• READING PASSAGE:
# Bearpaw or BPE Pro Fletching Jig



## TNTURK (Jun 4, 2012)

Any of you guys/gals ever used one of these jigs to fletch arras? I'm trying to keep my cost down (wife) and I really like the versitality of these two jigs. I know others may be more favored like the Bitz, but these are the ones I've decided to chose from. Thank and God Bless,  Steve
http://www.kustomkingarchery.com/Bearpaw-Deluxe-Fletching-Jig/productinfo/4752/
http://www.3riversarchery.com/product.asp?i=4083X


----------



## Jake Allen (Jun 4, 2012)

I have a Bearpaw I use for left hand feathers.
It works okay if you keep ample amounts of beeswax on the clamp,
and are real careful. All of the important parts of that jig are plastic.
IMO, it is good for maybe 25% of the arrows a bitz will fletch.
I have not used a BPE, but they are plastic too.

If I had of bought a Bitzenberger first, ( instead of the $35.00 plastic jig I bought), I would have save myself $35.00.


----------



## bam_bam (Jun 4, 2012)

I have a bitz....well worth the little extra money.


----------



## dutchman (Jun 4, 2012)

Get the bitz. Just be careful when you change from a right wing indexer to a left or vice versa. There are some tiny little ball bearings in there that you will lose if you ain't real careful!


----------



## Gordief (Jun 4, 2012)

Bpe


----------



## Barry Duggan (Jun 4, 2012)

I use a bpe. Never tried a blitz., so I don't know any better.


----------



## rehatch (Jun 5, 2012)

(Data entries)
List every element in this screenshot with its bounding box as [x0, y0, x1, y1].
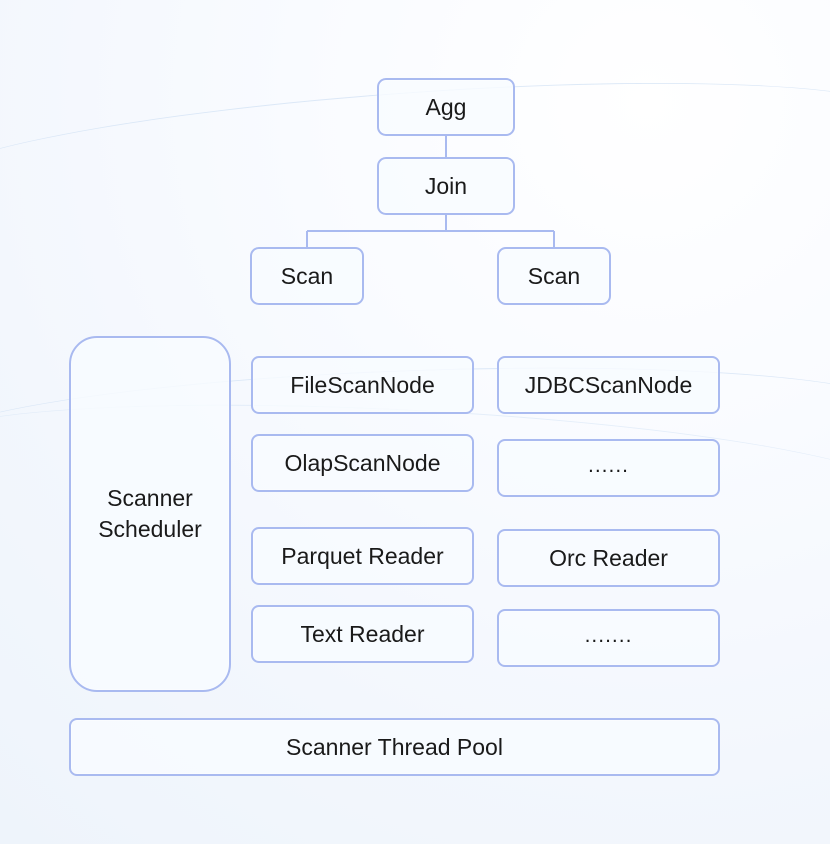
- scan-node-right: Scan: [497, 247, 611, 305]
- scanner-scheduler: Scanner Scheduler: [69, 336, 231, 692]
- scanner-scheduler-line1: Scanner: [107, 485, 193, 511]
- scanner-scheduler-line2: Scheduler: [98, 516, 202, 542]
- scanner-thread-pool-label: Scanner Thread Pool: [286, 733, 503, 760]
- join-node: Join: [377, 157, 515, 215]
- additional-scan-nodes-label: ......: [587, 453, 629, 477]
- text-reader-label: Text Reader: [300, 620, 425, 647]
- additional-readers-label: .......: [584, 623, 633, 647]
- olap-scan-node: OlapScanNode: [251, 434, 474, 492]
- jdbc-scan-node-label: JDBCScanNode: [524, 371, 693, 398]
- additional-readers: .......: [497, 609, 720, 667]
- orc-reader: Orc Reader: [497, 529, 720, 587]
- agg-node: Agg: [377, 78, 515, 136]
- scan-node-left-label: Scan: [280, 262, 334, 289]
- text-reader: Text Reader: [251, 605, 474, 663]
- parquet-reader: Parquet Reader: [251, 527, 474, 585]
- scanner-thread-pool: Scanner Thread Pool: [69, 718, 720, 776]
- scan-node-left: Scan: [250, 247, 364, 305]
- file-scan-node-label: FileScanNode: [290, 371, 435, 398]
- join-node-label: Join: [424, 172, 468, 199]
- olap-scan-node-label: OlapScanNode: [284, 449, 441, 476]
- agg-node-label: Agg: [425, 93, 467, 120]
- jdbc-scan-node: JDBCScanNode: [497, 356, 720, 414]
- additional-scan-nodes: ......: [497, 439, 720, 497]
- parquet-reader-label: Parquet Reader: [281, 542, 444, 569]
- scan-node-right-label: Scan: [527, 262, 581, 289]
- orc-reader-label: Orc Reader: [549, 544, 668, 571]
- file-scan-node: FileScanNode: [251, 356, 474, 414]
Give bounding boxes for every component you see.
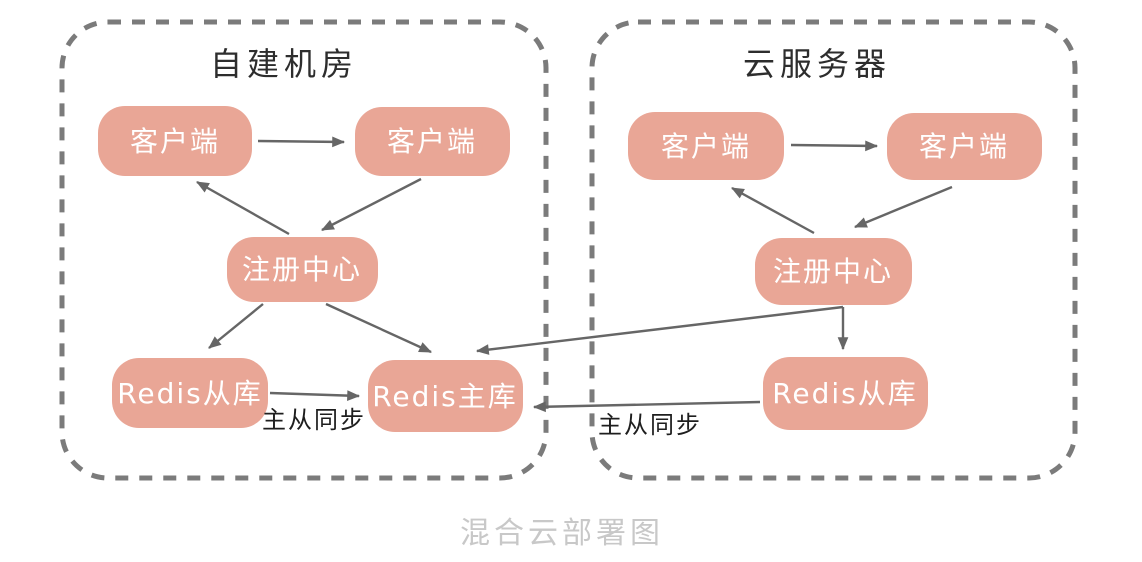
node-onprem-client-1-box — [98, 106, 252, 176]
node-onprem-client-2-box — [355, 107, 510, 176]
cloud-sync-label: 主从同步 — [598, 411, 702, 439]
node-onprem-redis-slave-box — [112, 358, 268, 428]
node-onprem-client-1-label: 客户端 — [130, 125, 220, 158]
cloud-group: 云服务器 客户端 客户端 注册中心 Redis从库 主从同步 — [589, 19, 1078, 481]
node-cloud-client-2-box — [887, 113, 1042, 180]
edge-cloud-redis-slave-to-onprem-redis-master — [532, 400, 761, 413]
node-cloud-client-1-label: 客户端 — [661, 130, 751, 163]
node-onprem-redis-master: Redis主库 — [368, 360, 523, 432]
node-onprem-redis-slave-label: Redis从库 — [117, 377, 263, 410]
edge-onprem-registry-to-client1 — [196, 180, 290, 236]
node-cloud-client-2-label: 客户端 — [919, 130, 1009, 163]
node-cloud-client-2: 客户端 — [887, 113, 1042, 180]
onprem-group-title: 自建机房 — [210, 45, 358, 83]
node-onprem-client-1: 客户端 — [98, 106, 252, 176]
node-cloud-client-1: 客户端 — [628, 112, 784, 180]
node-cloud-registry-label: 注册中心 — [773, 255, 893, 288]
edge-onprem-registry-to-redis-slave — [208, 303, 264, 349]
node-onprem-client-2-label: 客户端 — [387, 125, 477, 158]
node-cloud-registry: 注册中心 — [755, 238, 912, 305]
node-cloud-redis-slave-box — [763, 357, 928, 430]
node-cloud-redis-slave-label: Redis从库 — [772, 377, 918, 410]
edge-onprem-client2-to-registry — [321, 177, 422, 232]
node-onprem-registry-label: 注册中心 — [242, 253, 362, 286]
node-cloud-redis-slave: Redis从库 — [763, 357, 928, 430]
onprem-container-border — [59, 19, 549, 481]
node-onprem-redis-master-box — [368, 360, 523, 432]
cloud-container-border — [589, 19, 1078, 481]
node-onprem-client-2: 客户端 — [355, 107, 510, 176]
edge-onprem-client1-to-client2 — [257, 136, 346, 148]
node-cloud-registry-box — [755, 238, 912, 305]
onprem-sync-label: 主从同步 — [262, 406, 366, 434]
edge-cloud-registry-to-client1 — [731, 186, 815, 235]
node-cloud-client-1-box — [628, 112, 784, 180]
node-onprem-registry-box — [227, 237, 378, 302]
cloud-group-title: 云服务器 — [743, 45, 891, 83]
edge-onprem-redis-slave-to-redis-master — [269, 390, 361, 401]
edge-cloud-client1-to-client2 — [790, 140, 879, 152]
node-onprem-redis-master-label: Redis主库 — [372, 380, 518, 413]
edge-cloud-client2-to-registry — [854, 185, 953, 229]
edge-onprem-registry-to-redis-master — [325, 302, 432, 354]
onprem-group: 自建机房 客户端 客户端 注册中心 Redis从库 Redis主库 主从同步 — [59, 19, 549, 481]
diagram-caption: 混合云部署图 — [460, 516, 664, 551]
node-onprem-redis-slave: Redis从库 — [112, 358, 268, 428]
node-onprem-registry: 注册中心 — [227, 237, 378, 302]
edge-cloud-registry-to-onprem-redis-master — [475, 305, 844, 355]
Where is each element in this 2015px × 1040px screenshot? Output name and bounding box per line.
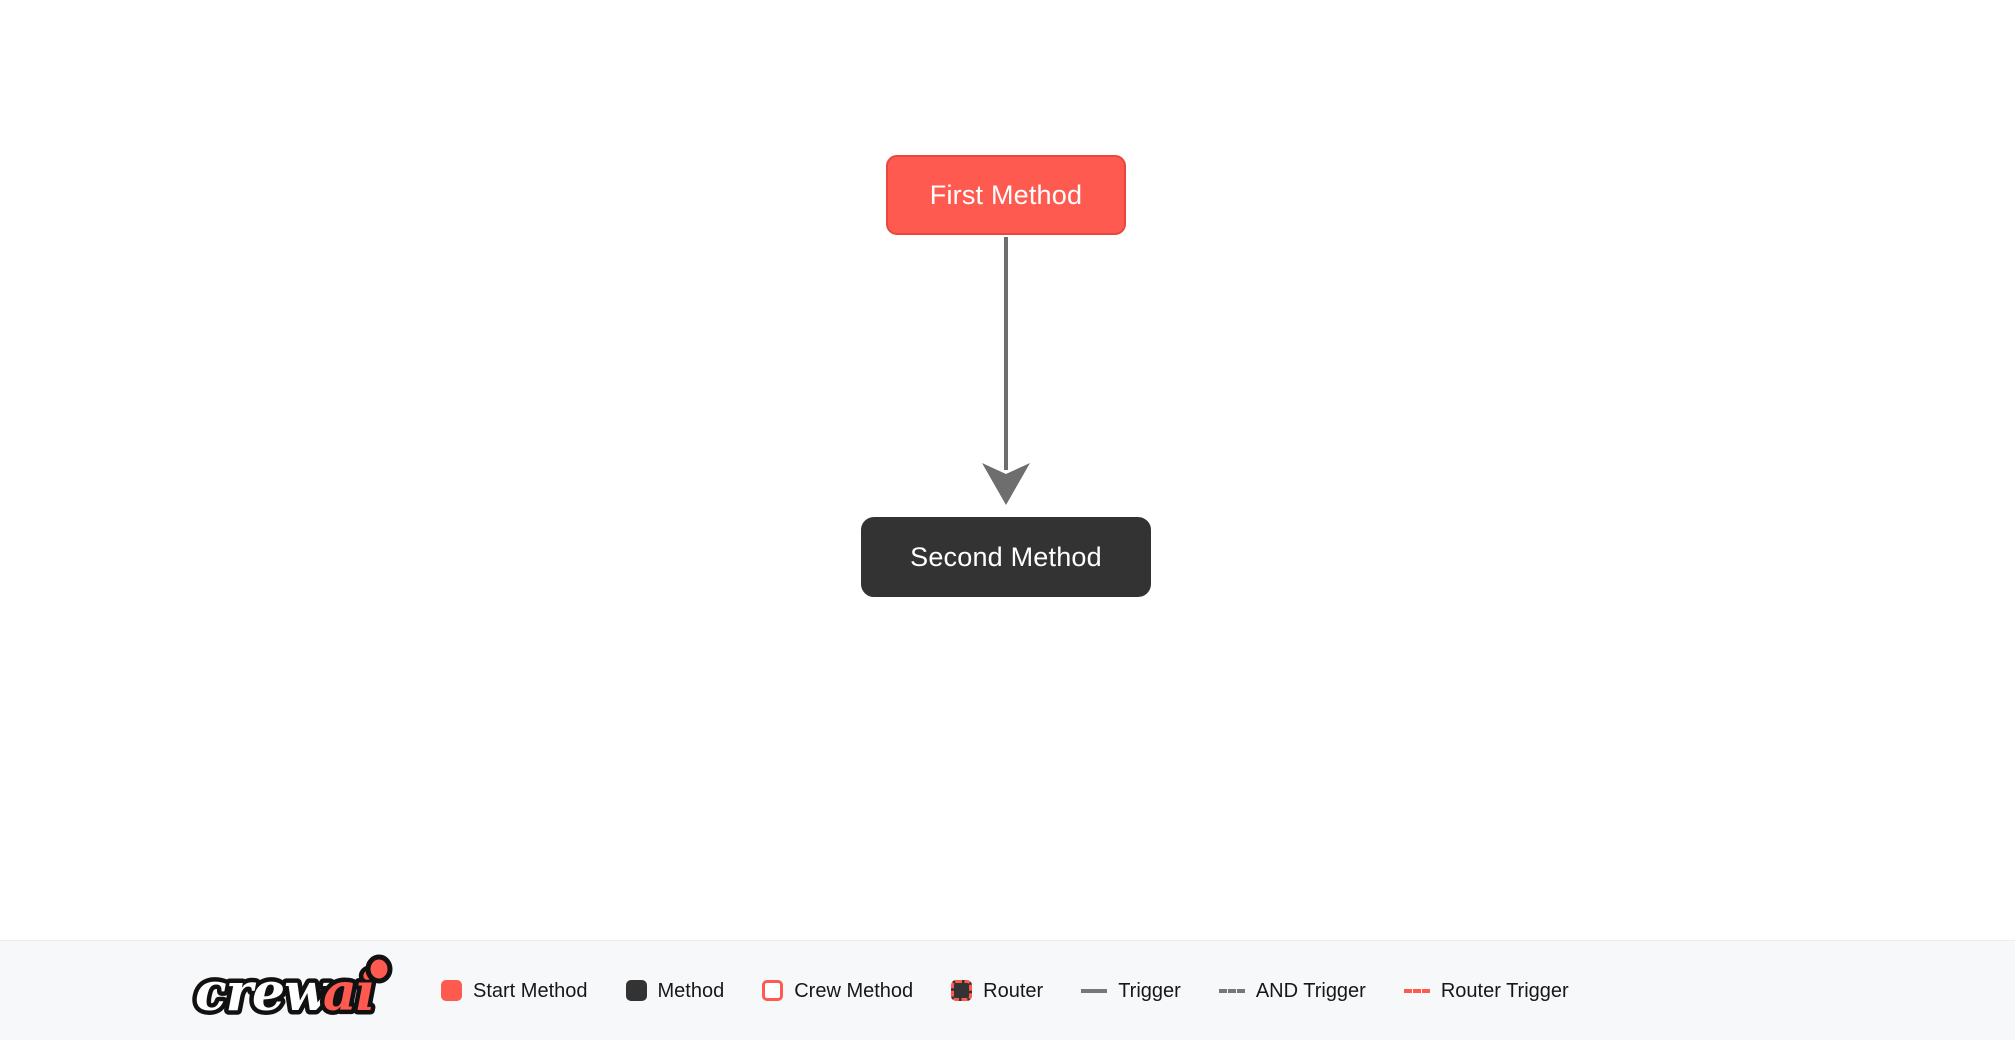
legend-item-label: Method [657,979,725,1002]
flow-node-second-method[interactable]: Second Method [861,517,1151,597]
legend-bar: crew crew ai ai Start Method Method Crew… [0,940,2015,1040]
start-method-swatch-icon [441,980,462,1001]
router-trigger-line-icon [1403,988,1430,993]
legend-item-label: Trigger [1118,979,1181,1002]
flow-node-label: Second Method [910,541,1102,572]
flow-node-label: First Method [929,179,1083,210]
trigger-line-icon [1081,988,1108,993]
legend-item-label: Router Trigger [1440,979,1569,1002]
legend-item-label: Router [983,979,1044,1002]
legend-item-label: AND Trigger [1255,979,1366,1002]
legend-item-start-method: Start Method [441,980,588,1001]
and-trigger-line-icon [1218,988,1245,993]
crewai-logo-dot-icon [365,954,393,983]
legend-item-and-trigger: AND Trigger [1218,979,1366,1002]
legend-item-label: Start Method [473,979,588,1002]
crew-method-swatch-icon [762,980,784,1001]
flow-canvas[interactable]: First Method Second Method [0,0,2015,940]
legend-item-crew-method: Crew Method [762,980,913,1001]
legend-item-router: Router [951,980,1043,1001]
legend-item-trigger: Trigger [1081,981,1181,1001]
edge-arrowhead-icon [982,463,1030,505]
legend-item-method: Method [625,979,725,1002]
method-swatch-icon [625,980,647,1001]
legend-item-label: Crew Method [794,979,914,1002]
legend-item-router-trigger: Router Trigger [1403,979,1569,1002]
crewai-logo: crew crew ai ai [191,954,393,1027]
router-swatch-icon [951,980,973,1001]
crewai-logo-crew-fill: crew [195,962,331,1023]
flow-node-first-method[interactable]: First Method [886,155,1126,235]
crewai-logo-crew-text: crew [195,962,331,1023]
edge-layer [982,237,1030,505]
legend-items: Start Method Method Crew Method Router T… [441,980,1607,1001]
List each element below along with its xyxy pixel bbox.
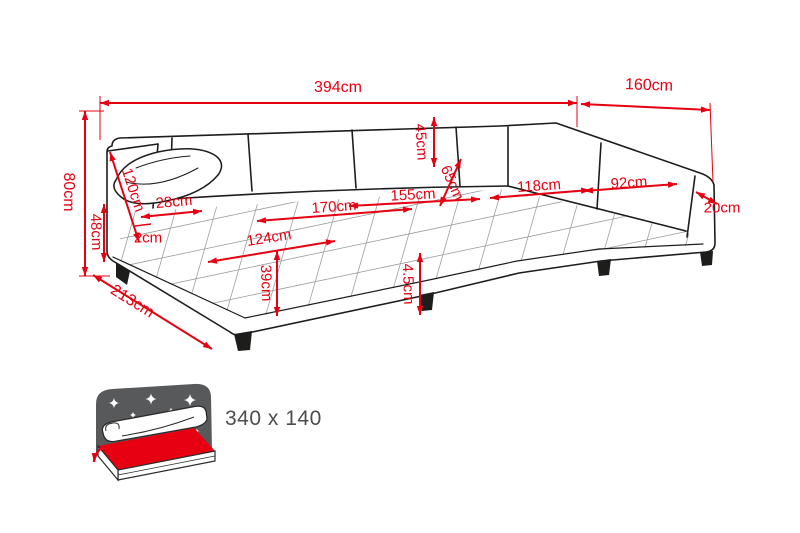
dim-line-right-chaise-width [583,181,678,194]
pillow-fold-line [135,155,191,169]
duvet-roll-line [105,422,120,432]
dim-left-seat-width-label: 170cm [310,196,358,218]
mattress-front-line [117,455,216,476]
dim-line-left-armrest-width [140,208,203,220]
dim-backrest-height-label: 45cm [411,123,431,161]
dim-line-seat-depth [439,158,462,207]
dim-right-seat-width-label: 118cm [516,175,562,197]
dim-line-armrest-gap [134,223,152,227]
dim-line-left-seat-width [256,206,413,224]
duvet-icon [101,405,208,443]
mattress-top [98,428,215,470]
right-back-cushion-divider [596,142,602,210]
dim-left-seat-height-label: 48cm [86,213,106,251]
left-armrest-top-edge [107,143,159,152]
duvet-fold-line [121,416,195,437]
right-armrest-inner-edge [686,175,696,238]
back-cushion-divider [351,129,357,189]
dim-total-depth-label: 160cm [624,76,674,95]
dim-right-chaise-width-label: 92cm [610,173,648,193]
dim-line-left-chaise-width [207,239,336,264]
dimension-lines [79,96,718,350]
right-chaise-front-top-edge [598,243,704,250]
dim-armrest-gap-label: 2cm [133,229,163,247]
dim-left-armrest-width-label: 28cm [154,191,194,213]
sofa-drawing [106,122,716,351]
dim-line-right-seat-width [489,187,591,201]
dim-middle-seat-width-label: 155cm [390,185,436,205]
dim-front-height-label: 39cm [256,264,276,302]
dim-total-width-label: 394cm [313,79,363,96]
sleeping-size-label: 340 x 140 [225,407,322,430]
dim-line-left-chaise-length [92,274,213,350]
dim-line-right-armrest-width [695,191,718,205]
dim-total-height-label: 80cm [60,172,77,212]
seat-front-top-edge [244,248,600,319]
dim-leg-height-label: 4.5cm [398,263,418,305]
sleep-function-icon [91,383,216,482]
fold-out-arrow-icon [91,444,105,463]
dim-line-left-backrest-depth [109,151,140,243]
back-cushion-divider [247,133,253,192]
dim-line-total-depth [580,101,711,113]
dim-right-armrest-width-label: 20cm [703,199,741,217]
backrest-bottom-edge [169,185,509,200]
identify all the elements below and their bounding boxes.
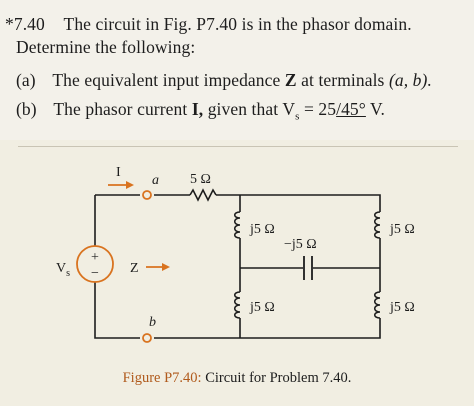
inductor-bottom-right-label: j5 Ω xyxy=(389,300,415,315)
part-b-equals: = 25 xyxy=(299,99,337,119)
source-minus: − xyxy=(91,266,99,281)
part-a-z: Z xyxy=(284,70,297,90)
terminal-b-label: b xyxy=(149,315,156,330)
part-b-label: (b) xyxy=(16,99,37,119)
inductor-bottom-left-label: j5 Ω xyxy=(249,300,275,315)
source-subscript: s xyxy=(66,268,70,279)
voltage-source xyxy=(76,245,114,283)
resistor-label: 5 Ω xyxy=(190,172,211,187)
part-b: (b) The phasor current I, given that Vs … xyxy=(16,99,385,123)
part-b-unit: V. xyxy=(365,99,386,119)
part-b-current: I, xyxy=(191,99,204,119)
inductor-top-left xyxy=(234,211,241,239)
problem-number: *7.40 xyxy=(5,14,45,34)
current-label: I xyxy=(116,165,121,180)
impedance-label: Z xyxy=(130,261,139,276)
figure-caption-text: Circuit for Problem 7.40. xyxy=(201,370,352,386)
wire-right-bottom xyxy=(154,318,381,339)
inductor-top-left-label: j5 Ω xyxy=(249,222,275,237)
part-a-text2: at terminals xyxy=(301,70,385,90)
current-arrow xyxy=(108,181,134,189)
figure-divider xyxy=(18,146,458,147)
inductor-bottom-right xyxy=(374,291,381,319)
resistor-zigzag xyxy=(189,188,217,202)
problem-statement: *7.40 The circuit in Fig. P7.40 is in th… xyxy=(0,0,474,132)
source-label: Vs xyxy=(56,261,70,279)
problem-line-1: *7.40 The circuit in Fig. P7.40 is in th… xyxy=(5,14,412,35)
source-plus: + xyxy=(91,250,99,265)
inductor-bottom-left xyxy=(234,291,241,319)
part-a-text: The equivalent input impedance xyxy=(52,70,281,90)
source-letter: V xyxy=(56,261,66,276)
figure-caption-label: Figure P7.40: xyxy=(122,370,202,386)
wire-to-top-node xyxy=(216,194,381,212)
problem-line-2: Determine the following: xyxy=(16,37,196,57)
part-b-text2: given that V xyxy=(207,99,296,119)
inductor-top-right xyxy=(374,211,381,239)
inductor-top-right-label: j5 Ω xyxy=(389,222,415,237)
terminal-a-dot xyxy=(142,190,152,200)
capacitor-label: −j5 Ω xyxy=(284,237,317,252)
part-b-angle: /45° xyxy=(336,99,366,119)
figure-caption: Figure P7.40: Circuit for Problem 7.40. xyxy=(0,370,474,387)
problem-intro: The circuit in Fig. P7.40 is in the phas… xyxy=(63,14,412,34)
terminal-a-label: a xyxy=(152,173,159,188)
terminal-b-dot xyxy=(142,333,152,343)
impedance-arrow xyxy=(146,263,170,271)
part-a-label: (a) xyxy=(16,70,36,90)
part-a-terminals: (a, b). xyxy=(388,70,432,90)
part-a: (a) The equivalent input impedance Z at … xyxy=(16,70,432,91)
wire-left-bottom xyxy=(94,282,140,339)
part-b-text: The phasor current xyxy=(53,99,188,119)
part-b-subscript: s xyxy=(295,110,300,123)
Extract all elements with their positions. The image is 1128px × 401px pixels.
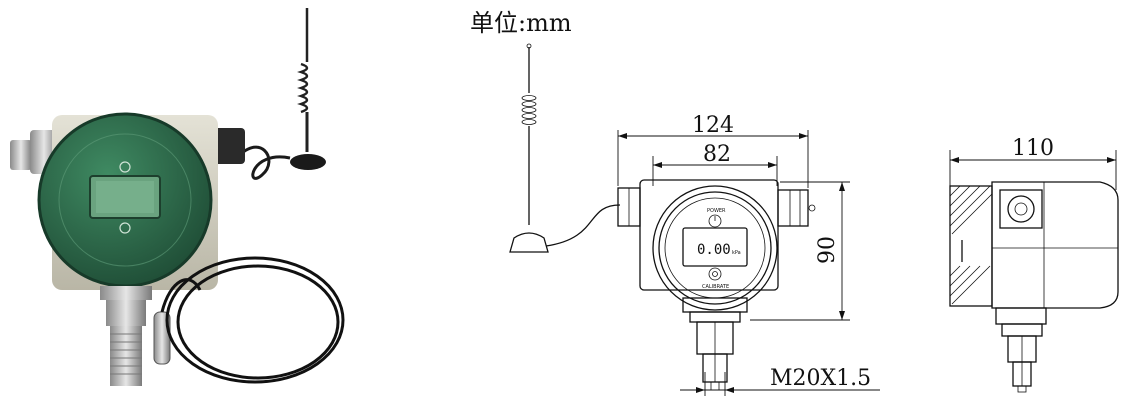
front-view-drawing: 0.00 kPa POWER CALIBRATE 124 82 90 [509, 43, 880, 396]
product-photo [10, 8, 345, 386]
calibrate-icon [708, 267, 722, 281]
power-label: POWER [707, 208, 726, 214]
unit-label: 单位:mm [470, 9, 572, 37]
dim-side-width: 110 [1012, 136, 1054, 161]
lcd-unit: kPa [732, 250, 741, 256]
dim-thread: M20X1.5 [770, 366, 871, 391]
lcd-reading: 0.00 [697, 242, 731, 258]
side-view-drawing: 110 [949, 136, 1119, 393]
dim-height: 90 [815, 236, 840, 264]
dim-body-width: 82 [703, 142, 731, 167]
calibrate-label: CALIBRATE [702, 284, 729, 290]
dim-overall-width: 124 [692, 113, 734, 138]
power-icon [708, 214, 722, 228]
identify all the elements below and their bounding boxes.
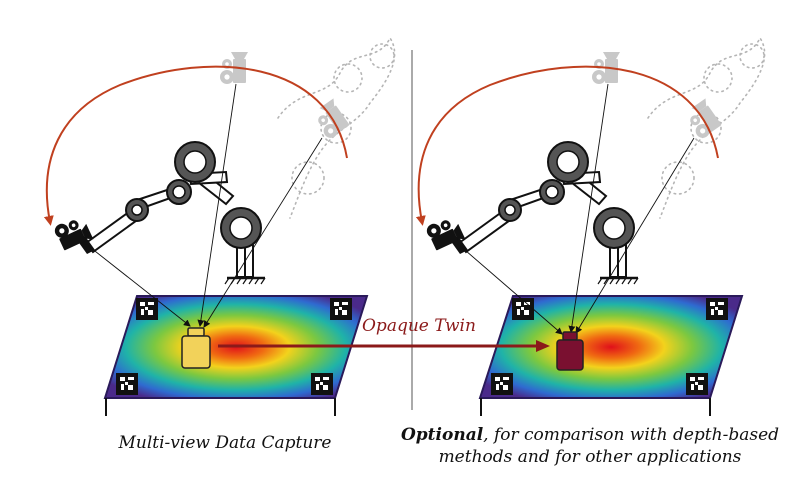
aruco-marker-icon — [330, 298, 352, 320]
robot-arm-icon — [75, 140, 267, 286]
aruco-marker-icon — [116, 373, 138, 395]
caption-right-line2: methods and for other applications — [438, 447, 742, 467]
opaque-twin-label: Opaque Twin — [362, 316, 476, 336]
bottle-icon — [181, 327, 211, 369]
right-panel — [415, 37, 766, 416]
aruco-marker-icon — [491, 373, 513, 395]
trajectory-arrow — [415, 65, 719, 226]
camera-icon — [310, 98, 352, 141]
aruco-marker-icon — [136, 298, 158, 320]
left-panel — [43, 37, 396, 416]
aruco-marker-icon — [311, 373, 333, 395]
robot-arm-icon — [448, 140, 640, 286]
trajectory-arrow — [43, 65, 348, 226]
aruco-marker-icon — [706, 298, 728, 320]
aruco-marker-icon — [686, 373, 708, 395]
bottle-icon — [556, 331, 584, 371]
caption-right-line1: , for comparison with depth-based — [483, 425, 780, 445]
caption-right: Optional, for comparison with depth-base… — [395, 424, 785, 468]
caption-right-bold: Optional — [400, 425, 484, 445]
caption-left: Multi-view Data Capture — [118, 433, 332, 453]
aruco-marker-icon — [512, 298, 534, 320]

• SET PROBLEM A: Translate this sentence from the fletching jig thread into Spanish: "All of the important parts of that jig are plastic."
• SET PROBLEM B: Carry the fletching jig thread forward from the point where it stops.
You won't need any of these items.

• EXERCISE RESULT A: Todas las piezas importantes de esa plantilla son de plástico.

• EXERCISE RESULT B:
I use the Bohning jig. It is all plastic, but works well for me, especially for the price! Just my 2 cents worth.
http://www.3riversarchery.com/product.asp?i=4081x


----------



## TIMBERGHOST (Jun 5, 2012)

I like the JOJAN best.  

I bought myself a Bitz with a LW Clamp so I wouldn't have to change my settings on my JOJAN from RW to LW in the instances where I am fletching LW. 

In my opinion, the BITZ is a good tool but the helical is too aggressive on a 5" feather. Also, the magnet on the Bitz which holds the clamp to the jig is way too strong -  so strong it is counter productive. Hate having to fight with the thing...  You want mine, Coach? I'll sell it cheap.   

Never tried a BPE.


----------



## dutchman (Jun 5, 2012)

Timber, the helical is adjustable on the Bitz...


----------



## TNTURK (Jun 5, 2012)

Thanks for the input guys. I think I will go with the BPE Pro Series. It's more adjustable for different fletch configurations.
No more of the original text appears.